* **WRITTEN REQUEST**
Locate every line in the records that contains the string "switch" and copy each of those lines in full. Case counts.

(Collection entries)
* * * * * * * * *

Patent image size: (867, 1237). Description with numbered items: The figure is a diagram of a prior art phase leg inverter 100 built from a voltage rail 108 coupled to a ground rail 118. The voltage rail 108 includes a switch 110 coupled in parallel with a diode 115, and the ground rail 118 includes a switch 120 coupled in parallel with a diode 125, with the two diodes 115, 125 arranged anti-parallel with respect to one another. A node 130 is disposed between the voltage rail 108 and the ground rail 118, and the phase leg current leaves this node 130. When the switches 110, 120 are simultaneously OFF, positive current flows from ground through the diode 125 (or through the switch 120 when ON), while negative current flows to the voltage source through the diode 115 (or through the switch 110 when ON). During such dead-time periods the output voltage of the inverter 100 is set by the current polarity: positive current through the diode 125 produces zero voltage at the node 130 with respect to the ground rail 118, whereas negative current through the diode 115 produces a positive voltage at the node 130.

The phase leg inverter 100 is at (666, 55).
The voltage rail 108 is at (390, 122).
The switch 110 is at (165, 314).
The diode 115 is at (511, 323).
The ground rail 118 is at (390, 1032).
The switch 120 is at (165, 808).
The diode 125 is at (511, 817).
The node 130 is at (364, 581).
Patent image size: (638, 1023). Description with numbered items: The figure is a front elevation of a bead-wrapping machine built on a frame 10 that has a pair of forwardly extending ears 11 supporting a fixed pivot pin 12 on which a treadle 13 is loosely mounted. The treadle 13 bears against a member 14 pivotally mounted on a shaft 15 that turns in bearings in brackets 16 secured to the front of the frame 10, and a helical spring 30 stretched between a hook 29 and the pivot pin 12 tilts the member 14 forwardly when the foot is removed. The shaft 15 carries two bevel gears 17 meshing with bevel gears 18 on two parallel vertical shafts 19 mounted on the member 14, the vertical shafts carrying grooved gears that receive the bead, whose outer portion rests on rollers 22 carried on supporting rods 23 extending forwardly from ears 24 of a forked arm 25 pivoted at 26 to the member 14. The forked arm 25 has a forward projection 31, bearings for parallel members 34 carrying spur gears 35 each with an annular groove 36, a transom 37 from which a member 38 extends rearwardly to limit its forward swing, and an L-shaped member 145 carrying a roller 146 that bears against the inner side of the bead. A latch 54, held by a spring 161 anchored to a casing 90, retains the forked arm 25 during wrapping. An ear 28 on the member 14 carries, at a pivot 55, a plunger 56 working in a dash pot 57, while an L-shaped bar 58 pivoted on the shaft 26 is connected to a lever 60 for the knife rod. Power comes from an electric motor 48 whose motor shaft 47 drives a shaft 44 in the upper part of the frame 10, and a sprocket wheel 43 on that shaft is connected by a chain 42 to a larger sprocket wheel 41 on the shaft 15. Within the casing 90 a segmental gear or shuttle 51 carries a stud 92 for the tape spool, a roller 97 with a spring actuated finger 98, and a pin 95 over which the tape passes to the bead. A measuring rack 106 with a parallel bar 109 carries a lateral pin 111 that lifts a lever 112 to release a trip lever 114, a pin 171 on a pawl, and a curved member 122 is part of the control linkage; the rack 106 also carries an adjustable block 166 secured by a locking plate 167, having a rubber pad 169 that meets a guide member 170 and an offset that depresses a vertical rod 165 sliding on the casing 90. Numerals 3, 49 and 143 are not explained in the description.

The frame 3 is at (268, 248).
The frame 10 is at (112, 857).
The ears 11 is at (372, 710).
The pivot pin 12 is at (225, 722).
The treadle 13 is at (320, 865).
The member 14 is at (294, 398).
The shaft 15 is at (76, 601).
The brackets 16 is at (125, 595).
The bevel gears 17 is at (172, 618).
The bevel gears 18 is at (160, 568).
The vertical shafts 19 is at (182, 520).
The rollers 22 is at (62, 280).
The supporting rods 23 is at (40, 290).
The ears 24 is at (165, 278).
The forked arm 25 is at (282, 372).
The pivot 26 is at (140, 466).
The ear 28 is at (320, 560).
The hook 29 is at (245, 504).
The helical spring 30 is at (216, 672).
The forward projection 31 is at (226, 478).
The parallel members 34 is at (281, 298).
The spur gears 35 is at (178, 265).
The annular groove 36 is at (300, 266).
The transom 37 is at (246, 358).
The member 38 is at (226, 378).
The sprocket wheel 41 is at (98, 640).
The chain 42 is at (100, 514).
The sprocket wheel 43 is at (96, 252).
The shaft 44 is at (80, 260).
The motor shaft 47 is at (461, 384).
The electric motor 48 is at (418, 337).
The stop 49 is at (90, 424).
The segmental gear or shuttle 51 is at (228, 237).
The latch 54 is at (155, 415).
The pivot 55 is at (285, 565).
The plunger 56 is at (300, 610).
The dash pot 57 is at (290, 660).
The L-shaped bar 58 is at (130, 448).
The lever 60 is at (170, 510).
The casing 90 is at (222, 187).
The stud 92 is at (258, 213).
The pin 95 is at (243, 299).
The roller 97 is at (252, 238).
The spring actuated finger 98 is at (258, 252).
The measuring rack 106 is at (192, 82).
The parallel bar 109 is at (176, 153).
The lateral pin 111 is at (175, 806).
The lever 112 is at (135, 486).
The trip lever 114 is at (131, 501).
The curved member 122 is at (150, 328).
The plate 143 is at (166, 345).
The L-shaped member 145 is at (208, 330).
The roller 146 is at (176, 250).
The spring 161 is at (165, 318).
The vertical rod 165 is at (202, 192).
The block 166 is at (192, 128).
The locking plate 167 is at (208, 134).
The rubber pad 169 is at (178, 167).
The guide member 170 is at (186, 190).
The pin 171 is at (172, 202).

* * * * * * * * *

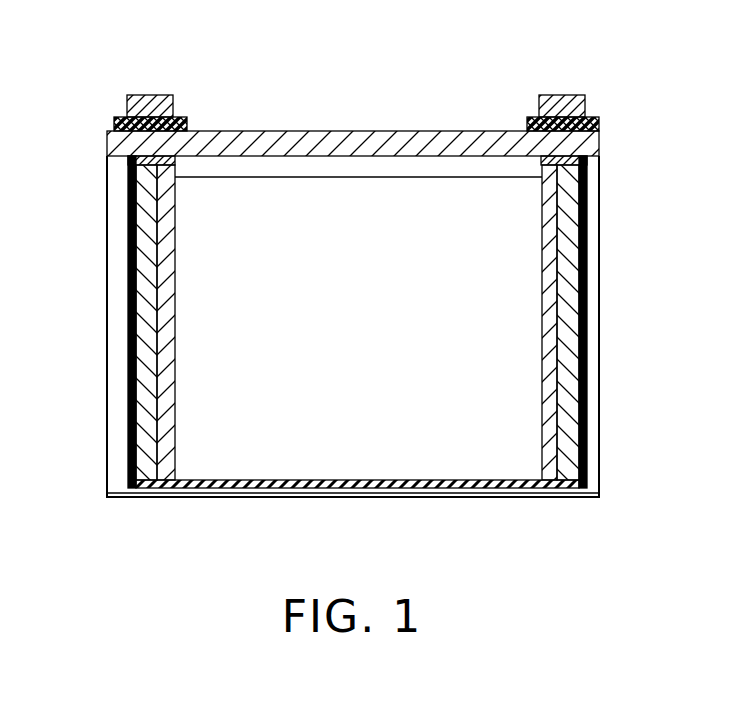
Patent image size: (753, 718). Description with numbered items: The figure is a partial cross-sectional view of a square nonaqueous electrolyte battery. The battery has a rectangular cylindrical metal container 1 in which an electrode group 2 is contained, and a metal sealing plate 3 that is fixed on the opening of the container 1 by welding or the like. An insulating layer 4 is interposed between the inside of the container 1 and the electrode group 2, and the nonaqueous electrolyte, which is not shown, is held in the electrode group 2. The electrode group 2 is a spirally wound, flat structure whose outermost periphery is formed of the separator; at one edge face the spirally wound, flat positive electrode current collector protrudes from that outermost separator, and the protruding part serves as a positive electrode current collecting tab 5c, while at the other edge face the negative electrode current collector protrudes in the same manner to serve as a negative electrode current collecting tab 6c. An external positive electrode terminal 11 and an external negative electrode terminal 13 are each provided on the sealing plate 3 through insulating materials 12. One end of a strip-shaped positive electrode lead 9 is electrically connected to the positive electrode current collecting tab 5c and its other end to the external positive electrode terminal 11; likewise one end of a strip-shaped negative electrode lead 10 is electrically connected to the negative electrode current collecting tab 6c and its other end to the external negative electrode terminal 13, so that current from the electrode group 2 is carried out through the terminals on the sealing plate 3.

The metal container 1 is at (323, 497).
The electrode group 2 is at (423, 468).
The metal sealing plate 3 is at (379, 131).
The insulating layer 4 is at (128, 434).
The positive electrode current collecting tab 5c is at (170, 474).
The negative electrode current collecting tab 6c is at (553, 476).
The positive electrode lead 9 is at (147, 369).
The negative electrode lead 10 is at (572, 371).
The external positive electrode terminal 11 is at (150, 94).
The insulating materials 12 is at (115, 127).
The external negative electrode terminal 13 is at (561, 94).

* * * * * * * * *

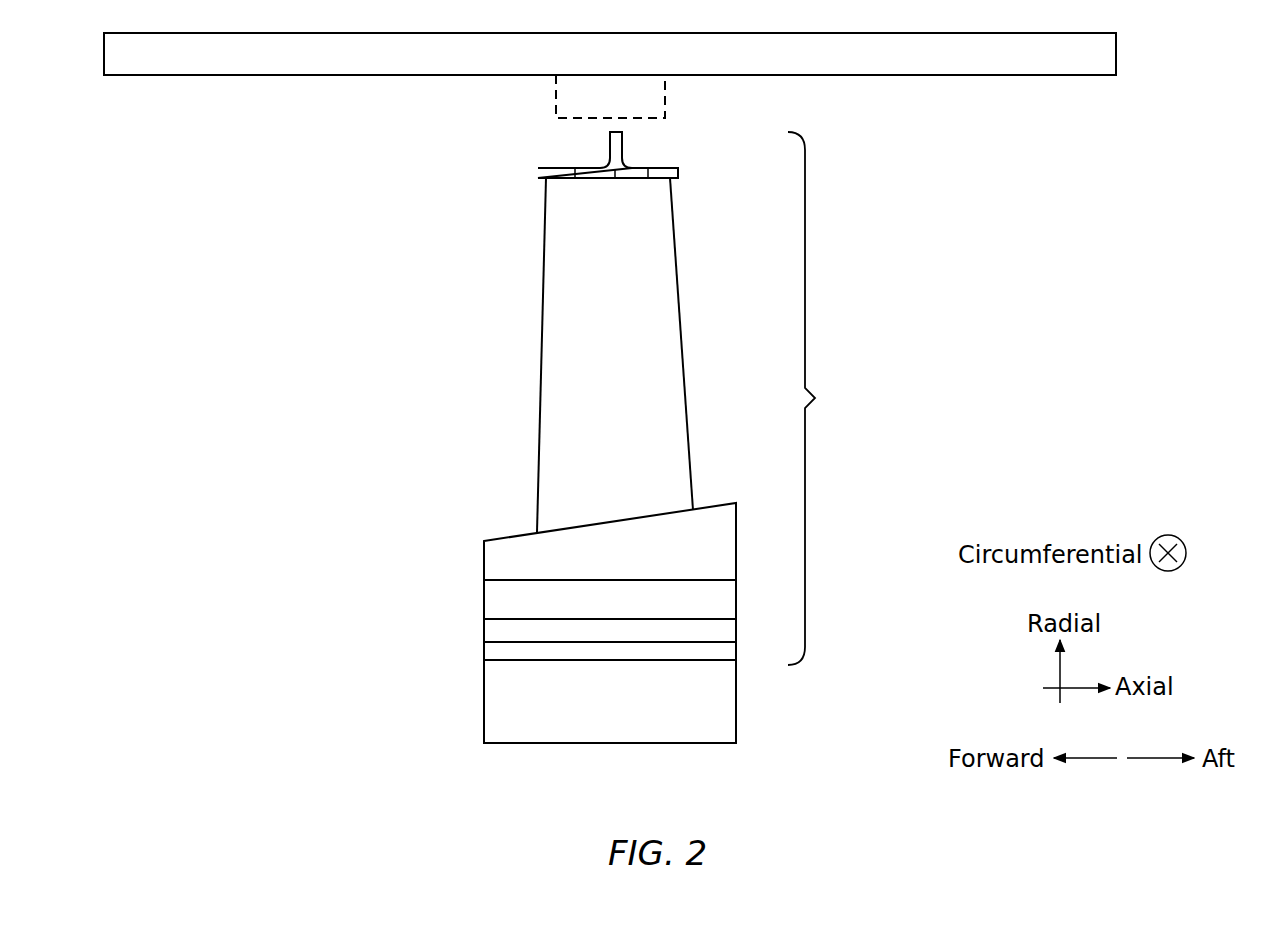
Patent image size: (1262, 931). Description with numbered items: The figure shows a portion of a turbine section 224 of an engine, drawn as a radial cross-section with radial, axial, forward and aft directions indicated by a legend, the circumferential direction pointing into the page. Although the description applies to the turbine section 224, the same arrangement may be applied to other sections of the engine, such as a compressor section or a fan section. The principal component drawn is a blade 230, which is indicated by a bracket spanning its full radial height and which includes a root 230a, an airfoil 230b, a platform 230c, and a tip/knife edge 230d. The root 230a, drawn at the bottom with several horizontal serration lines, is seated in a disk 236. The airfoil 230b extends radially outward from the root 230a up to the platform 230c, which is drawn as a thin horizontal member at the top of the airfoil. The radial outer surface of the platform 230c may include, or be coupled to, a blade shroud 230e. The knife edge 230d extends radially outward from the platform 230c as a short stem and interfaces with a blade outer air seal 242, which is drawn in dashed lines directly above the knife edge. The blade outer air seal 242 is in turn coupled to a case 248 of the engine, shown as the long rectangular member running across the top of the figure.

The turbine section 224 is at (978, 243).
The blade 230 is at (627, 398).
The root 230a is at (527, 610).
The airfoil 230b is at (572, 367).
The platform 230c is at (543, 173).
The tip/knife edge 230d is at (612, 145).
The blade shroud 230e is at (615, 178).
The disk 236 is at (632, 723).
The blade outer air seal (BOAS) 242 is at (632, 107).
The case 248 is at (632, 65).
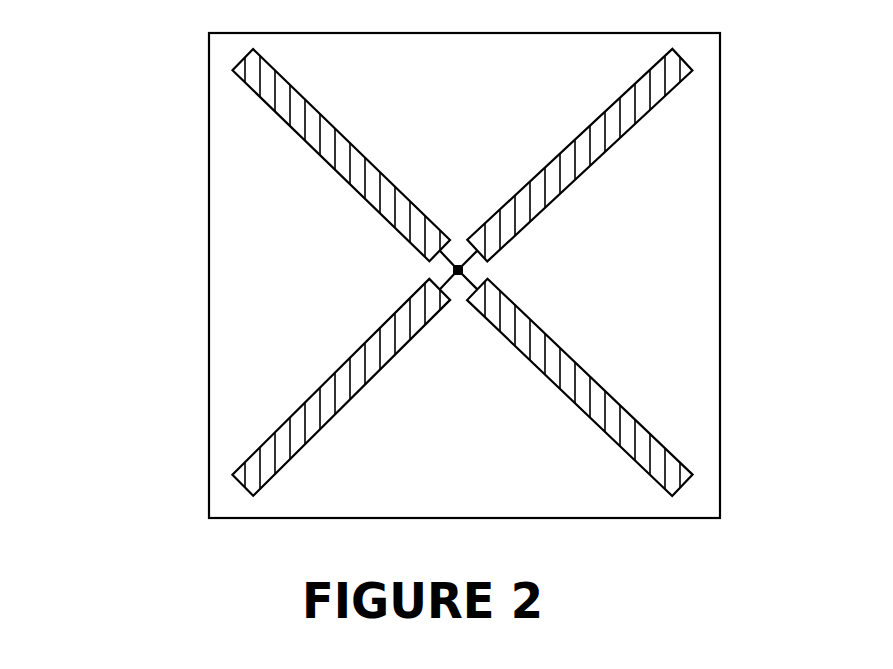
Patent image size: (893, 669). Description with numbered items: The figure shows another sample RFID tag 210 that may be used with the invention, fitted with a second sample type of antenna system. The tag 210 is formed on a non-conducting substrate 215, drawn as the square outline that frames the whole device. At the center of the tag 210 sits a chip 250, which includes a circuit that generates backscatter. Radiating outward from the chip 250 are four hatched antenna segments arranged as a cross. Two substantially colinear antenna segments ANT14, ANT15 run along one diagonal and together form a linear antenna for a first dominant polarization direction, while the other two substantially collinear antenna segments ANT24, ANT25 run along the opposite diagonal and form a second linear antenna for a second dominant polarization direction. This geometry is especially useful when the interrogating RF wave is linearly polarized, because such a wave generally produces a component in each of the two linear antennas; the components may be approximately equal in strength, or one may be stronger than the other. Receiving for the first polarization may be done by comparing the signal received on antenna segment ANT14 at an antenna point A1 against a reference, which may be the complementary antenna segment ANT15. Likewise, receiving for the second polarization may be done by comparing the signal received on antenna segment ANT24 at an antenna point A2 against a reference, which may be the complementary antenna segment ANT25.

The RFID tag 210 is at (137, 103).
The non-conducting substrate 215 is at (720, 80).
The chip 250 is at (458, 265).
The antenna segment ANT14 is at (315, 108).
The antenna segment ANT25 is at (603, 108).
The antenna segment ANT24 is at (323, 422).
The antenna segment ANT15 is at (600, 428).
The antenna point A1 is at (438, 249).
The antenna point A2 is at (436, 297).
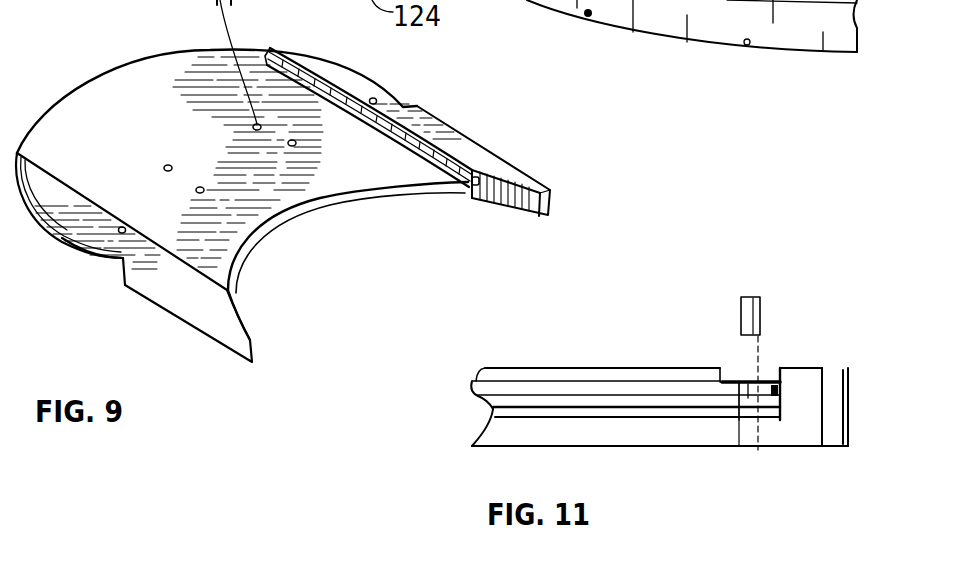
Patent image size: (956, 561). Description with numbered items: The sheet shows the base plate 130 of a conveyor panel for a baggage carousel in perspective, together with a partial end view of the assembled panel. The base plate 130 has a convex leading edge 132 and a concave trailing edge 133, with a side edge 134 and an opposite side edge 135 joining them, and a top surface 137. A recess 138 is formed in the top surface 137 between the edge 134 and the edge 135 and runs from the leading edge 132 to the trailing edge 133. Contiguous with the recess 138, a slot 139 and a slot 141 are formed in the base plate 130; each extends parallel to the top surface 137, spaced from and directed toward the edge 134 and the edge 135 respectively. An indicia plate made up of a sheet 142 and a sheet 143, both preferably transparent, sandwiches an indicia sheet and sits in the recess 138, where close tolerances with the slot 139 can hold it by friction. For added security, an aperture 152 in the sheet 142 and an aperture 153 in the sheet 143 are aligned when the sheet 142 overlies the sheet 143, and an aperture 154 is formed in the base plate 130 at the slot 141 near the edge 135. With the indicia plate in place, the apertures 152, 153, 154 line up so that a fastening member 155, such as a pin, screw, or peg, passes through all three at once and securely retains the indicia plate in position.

* * * * * * * * *

* **RESPONSE TO THE EXERCISE**
Patent image size: (867, 1237). Description with numbered items: The figure is a diagram of a prior art phase leg inverter 100 built from a voltage rail 108 coupled to a ground rail 118. The voltage rail 108 includes a switch 110 coupled in parallel with a diode 115, and the ground rail 118 includes a switch 120 coupled in parallel with a diode 125, with the two diodes 115, 125 arranged anti-parallel with respect to one another. A node 130 is disposed between the voltage rail 108 and the ground rail 118, and the phase leg current leaves this node 130. When the switches 110, 120 are simultaneously OFF, positive current flows from ground through the diode 125 (or through the switch 120 when ON), while negative current flows to the voltage source through the diode 115 (or through the switch 110 when ON). During such dead-time periods the output voltage of the inverter 100 is set by the current polarity: positive current through the diode 125 produces zero voltage at the node 130 with respect to the ground rail 118, whereas negative current through the diode 115 produces a positive voltage at the node 130.
The switch 110 is at (165, 314).
The switch 120 is at (165, 808).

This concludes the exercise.